[What you will do]: Quote all entries in full, exactly.
====
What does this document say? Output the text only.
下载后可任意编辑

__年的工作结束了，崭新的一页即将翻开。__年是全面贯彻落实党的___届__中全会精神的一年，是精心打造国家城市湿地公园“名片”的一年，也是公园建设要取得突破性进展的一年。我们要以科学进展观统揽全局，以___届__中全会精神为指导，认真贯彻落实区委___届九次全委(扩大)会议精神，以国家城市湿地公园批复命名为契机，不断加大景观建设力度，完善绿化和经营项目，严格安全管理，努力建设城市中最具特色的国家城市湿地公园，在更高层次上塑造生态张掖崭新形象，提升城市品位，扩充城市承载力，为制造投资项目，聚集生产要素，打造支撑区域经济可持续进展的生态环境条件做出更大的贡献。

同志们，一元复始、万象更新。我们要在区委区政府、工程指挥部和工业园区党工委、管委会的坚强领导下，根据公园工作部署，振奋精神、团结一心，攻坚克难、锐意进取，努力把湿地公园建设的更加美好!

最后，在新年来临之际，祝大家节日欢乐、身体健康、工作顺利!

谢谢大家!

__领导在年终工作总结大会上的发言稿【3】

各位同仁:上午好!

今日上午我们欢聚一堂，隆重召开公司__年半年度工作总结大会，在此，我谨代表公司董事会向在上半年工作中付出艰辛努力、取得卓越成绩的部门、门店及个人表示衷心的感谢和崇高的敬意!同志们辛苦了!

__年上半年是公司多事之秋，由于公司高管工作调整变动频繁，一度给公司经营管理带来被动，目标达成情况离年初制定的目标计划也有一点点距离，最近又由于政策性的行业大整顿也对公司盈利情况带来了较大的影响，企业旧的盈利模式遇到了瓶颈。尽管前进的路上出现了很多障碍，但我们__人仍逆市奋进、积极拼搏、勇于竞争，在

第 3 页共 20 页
====
[Solution to this exercise]:
What does this document say? Output the text only.
下载后可任意编辑

__年的工作结束了，崭新的一页即将翻开。__年是全面贯彻落实党的___届__中全会精神的一年，是精心打造国家城市湿地公园“名片”的一年，也是公园建设要取得突破性进展的一年。我们要以科学进展观统揽全局，以___届__中全会精神为指导，认真贯彻落实区委___届九次全委(扩大)会议精神，以国家城市湿地公园批复命名为契机，不断加大景观建设力度，完善绿化和经营项目，严格安全管理，努力建设城市中最具特色的国家城市湿地公园，在更高层次上塑造生态张掖崭新形象，提升城市品位，扩充城市承载力，为制造投资项目，聚集生产要素，打造支撑区域经济可持续进展的生态环境条件做出更大的贡献。

同志们，一元复始、万象更新。我们要在区委区政府、工程指挥部和工业园区党工委、管委会的坚强领导下，根据公园工作部署，振奋精神、团结一心，攻坚克难、锐意进取，努力把湿地公园建设的更加美好!

最后，在新年来临之际，祝大家节日欢乐、身体健康、工作顺利!

谢谢大家!

__领导在年终工作总结大会上的发言稿【3】

各位同仁:上午好!

今日上午我们欢聚一堂，隆重召开公司__年半年度工作总结大会，在此，我谨代表公司董事会向在上半年工作中付出艰辛努力、取得卓越成绩的部门、门店及个人表示衷心的感谢和崇高的敬意!同志们辛苦了!

__年上半年是公司多事之秋，由于公司高管工作调整变动频繁，一度给公司经营管理带来被动，目标达成情况离年初制定的目标计划也有一点点距离，最近又由于政策性的行业大整顿也对公司盈利情况带来了较大的影响，企业旧的盈利模式遇到了瓶颈。尽管前进的路上出现了很多障碍，但我们__人仍逆市奋进、积极拼搏、勇于竞争，在

第 3 页共 20 页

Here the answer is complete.